-- Begin Excerpted records --

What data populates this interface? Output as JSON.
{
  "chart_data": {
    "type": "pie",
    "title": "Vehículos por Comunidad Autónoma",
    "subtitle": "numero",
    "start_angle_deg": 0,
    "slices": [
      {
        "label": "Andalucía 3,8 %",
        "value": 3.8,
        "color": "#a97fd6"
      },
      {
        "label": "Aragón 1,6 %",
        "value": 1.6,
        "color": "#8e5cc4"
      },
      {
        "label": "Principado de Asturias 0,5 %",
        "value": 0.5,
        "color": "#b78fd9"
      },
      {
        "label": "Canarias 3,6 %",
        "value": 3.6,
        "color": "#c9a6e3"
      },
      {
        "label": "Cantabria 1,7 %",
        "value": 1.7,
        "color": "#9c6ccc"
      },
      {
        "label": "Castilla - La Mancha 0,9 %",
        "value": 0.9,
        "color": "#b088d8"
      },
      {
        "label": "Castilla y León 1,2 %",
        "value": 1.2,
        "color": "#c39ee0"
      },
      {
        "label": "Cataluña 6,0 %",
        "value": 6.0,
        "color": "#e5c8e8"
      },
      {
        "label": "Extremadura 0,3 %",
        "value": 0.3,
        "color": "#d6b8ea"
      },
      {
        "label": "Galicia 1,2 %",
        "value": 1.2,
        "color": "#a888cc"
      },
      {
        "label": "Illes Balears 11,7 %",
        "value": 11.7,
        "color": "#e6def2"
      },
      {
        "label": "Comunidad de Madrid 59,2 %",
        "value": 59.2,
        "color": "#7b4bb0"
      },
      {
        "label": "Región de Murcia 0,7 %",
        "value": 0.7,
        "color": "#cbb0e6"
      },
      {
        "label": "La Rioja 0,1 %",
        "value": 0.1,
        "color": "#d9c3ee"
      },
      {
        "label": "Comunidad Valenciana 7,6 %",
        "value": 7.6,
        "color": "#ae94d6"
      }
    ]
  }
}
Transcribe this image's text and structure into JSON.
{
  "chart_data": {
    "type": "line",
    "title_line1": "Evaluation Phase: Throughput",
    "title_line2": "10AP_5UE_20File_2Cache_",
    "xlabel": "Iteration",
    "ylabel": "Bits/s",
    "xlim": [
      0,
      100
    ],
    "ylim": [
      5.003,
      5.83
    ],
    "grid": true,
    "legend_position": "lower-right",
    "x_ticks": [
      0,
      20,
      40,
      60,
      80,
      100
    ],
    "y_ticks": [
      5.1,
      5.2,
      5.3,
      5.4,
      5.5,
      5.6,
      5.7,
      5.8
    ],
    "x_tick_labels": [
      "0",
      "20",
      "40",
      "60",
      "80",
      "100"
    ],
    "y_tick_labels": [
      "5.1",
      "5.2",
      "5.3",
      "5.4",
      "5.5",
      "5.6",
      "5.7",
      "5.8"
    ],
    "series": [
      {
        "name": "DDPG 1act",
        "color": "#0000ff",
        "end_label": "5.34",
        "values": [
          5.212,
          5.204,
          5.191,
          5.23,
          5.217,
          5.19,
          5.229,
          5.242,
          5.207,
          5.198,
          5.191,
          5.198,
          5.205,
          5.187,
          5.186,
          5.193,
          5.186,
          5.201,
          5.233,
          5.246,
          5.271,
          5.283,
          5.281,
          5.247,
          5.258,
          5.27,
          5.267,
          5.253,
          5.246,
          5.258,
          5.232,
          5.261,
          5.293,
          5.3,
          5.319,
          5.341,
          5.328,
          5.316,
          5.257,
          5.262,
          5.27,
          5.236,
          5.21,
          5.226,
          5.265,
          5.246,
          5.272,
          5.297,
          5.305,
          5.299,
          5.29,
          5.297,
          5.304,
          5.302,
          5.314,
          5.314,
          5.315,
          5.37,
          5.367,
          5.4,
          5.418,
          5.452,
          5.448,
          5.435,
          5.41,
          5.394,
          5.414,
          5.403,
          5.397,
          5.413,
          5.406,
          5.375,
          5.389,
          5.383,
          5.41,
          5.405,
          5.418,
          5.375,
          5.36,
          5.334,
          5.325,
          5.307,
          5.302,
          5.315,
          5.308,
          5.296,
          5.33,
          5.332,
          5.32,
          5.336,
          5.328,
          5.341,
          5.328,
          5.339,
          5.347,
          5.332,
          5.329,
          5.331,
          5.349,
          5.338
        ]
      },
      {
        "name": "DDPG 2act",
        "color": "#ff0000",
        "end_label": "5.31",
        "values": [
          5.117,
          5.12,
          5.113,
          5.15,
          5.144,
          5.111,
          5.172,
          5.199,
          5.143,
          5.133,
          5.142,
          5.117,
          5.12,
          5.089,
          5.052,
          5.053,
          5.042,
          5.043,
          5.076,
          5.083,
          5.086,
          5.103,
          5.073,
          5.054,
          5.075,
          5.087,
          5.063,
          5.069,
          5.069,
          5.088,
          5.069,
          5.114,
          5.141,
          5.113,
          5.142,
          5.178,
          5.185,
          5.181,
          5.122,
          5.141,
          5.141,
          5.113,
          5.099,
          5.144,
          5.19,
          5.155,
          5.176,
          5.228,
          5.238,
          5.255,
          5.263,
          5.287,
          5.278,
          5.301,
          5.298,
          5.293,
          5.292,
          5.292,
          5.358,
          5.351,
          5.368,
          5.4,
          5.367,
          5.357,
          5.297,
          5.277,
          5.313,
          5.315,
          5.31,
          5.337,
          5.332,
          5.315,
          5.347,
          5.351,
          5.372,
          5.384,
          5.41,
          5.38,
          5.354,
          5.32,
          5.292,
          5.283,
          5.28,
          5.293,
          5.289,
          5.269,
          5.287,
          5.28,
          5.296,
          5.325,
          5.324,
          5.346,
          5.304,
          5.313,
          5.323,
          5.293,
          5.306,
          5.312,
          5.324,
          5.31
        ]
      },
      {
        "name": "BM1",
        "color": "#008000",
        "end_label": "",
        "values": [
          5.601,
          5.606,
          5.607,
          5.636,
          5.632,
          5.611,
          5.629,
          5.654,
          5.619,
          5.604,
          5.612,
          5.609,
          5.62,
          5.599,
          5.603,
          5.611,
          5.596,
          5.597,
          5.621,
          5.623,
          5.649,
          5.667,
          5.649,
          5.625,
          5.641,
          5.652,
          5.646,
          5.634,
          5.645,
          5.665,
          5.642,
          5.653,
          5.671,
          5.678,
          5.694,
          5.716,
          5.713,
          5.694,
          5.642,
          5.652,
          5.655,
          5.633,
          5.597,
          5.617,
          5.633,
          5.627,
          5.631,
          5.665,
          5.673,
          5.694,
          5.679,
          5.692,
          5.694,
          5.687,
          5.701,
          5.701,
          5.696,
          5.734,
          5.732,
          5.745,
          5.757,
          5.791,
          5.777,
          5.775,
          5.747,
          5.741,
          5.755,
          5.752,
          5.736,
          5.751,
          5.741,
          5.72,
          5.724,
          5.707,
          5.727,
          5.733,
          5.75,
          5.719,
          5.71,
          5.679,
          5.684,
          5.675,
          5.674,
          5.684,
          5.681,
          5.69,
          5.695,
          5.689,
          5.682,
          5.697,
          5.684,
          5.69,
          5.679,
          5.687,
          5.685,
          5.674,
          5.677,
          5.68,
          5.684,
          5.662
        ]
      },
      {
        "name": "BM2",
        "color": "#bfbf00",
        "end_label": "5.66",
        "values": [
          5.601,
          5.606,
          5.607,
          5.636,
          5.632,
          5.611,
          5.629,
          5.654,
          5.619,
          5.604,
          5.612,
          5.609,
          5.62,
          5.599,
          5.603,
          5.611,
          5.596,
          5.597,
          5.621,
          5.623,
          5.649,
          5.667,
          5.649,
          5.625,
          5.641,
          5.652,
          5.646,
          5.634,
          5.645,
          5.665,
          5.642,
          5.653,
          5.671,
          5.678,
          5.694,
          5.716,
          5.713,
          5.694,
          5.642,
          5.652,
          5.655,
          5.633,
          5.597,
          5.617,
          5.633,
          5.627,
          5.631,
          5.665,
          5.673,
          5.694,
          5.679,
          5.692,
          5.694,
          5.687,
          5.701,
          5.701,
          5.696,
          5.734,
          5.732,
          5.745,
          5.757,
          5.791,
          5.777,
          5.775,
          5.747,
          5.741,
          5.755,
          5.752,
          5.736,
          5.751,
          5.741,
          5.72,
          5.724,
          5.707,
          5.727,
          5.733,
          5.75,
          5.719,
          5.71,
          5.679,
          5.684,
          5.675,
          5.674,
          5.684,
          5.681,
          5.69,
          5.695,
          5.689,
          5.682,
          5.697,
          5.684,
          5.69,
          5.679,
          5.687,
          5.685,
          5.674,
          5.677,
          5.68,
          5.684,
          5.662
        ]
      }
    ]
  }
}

-- End Excerpted records --

Your task:
From the data above, copy each line that holds "this".

Reply:
What data populates this interface? Output as JSON.
Transcribe this image's text and structure into JSON.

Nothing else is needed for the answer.